[YOUR TASK]:
Copy each line of the entries that contains the word "title".

===== MATERIAL =====

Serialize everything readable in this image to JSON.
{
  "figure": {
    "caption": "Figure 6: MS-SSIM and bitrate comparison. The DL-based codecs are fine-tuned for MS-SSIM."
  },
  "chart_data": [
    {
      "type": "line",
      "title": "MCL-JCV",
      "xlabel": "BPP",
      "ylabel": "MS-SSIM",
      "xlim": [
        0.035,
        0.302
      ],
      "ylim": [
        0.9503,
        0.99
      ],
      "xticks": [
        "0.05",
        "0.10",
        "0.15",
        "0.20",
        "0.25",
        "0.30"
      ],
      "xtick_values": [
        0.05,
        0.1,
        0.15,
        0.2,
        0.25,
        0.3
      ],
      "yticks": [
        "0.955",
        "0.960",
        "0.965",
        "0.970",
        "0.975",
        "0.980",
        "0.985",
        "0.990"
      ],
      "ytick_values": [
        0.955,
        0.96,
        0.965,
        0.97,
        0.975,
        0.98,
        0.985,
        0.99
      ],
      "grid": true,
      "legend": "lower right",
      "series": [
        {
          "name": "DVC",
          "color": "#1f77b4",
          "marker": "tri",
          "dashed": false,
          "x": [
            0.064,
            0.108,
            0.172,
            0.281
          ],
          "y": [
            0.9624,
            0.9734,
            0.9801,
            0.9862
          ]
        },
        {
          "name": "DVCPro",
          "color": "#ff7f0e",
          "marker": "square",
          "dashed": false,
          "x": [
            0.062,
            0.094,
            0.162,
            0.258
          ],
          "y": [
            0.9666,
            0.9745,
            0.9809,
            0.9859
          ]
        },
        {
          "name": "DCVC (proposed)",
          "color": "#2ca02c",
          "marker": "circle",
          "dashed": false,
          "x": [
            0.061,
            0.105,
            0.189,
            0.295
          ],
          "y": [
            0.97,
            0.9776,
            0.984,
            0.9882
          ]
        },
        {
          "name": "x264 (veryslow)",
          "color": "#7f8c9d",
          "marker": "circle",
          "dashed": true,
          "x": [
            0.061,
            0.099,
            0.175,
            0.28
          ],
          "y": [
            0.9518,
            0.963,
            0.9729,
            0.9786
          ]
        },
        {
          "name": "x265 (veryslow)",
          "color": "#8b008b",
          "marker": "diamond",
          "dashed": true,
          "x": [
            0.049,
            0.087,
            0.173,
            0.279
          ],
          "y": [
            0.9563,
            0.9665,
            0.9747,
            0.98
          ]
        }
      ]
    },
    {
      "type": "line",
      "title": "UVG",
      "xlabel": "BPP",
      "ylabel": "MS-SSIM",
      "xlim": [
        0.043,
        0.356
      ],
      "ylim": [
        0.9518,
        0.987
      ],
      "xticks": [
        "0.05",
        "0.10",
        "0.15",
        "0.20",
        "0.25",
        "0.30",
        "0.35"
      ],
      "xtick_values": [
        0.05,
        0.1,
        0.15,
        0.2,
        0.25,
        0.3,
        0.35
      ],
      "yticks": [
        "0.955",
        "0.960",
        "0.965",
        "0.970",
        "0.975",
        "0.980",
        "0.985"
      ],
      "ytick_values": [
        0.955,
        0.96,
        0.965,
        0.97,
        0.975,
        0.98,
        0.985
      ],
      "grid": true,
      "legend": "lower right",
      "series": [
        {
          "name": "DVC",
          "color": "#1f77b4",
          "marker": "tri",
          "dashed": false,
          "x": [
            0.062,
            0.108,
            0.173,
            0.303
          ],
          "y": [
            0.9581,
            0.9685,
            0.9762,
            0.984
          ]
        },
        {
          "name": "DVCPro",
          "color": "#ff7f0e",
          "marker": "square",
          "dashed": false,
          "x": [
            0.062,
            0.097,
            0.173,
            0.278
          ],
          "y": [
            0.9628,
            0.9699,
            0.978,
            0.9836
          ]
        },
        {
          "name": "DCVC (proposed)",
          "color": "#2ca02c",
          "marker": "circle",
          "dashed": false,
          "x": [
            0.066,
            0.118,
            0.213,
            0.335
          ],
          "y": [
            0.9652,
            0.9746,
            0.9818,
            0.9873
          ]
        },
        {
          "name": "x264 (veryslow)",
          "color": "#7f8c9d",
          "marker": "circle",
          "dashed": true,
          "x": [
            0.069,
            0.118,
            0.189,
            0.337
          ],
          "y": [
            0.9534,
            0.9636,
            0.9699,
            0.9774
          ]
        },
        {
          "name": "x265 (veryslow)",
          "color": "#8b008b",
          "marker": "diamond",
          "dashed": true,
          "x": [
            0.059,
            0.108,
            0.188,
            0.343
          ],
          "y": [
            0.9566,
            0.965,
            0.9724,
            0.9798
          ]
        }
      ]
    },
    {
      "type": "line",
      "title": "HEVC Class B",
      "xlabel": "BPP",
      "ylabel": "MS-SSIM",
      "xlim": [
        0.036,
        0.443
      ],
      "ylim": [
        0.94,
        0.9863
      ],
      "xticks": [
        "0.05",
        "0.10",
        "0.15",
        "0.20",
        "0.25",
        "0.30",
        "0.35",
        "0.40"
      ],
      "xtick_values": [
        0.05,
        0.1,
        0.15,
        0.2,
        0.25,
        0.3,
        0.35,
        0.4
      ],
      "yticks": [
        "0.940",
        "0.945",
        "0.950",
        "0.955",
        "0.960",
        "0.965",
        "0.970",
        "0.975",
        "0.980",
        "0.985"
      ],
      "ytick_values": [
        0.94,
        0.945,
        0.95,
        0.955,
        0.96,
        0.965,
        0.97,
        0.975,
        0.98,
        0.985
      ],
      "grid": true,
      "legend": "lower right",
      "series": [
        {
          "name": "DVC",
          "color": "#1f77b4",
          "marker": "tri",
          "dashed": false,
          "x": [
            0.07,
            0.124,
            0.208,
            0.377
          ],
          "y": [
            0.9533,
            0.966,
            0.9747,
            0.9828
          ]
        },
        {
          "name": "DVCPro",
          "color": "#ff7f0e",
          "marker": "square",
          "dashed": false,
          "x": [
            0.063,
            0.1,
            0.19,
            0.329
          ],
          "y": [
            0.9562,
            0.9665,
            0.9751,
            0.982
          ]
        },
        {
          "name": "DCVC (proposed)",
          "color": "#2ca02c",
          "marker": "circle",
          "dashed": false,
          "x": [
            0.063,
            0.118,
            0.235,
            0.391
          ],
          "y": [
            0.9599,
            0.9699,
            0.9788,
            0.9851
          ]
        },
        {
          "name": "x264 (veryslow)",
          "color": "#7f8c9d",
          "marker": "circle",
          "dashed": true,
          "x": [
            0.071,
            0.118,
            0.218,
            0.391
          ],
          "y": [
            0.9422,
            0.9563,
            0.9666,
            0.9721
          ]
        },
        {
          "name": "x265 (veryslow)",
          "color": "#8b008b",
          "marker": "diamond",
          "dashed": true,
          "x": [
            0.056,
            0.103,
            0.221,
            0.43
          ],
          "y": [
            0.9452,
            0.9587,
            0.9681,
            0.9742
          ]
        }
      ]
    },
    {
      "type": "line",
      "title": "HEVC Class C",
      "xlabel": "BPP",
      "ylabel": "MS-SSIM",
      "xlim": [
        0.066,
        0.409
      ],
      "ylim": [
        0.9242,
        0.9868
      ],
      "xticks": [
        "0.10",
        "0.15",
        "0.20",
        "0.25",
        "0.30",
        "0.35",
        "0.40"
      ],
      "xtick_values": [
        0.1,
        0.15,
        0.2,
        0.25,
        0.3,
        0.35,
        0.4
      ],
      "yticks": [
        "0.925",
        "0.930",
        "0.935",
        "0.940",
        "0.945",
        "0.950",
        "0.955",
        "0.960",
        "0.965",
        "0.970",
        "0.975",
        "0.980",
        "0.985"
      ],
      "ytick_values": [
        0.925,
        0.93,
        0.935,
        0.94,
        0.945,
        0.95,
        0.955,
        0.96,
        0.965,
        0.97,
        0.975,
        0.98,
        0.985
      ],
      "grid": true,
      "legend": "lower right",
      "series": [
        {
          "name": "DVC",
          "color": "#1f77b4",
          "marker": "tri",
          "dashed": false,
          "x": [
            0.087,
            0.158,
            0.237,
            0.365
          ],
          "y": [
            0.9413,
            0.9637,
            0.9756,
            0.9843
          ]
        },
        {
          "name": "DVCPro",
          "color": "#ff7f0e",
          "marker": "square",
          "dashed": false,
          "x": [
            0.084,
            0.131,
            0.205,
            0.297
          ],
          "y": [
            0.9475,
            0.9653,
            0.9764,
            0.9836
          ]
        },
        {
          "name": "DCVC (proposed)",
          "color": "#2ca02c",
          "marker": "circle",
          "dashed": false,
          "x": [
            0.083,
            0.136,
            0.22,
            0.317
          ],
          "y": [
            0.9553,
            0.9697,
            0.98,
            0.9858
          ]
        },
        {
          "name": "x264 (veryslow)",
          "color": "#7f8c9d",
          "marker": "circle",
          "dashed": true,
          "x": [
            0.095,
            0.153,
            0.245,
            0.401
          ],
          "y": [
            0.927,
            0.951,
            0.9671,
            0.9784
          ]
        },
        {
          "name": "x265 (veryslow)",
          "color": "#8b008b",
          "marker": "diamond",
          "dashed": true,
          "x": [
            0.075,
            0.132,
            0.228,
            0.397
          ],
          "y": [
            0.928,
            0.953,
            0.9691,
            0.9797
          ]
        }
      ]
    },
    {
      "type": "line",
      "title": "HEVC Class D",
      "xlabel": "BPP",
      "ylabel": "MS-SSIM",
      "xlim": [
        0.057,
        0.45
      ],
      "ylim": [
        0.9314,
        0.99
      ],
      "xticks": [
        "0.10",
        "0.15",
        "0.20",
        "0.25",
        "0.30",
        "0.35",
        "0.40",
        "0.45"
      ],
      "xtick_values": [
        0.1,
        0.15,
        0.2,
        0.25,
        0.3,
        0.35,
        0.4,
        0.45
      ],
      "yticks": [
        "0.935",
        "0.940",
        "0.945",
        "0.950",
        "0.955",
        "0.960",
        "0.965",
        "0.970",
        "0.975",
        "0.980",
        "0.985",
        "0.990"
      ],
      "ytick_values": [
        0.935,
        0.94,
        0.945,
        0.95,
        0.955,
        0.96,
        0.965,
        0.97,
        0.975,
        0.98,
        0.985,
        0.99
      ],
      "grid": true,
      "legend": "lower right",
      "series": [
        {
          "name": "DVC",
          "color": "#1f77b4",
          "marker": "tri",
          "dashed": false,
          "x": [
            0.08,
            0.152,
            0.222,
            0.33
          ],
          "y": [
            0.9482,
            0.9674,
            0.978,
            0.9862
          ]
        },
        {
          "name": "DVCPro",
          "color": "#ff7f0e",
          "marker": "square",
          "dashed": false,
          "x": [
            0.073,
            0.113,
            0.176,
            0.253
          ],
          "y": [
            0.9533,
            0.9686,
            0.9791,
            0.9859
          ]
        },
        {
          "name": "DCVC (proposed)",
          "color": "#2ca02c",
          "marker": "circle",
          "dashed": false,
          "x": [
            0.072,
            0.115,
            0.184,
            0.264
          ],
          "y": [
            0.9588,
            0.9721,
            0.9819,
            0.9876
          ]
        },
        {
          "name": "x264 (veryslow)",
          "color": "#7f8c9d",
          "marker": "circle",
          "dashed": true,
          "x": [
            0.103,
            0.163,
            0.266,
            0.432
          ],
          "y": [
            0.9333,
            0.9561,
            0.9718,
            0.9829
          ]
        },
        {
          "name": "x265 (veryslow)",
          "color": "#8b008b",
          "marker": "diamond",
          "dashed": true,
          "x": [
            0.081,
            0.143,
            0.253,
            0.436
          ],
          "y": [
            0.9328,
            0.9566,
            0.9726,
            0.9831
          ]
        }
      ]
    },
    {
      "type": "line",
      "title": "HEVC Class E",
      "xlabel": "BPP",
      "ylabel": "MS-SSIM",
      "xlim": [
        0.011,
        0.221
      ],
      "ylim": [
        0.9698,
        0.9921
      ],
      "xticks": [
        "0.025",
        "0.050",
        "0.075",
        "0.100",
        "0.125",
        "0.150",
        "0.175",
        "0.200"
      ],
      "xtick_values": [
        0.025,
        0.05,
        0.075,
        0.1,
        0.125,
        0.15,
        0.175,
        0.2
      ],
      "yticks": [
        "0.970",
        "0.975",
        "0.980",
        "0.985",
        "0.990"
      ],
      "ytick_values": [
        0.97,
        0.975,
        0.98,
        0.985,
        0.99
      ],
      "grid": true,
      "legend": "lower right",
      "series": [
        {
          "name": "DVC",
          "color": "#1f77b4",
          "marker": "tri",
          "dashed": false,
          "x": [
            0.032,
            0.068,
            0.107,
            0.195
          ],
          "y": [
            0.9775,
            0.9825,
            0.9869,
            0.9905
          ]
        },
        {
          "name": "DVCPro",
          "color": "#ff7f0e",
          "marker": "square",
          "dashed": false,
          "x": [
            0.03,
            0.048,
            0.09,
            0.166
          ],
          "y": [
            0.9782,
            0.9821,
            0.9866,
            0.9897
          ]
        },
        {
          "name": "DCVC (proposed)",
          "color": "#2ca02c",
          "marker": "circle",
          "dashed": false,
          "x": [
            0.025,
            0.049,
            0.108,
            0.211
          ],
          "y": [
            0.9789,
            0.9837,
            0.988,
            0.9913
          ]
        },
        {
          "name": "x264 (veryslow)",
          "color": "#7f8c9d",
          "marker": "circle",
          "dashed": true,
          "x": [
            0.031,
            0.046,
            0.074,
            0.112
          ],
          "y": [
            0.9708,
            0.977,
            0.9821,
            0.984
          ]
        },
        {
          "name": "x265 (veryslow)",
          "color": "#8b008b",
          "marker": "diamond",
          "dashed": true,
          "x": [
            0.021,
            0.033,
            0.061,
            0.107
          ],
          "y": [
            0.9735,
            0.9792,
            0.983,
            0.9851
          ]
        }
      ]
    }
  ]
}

=====

[FULL RESPONSE]:
      "title": "MCL-JCV",
      "title": "UVG",
      "title": "HEVC Class B",
      "title": "HEVC Class C",
      "title": "HEVC Class D",
      "title": "HEVC Class E",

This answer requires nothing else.